- **Records for the exercise**
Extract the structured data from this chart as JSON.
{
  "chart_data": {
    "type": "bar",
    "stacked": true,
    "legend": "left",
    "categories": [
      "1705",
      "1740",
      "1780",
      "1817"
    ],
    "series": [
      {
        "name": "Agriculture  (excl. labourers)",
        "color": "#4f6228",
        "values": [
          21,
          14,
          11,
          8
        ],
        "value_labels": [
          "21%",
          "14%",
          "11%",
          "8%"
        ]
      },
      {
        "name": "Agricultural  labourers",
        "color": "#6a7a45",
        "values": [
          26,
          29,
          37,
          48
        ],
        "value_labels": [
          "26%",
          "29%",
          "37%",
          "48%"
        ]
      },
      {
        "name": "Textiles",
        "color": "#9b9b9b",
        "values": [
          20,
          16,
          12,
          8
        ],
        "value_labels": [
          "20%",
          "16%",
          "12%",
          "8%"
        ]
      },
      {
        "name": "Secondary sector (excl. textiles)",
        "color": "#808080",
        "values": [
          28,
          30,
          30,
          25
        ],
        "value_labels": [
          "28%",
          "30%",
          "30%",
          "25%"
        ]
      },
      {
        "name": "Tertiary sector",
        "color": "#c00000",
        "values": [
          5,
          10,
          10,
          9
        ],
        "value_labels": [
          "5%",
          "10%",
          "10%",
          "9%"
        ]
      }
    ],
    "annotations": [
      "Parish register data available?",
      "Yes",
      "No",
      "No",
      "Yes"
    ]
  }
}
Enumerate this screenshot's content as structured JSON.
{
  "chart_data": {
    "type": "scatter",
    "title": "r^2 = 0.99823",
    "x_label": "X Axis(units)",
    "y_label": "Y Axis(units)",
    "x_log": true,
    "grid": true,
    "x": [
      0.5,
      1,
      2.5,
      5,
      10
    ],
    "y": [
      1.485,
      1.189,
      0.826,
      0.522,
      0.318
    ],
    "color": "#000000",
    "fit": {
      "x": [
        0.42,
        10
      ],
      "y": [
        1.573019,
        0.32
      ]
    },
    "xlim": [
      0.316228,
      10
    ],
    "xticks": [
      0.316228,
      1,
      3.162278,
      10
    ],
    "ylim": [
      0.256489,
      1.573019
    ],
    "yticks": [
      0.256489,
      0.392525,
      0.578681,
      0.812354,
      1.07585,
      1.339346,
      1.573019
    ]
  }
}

- **Description of the task**
Above are the records; copy every line in them that holds the word "units".

- **Task solution**
    "x_label": "X Axis(units)",
    "y_label": "Y Axis(units)",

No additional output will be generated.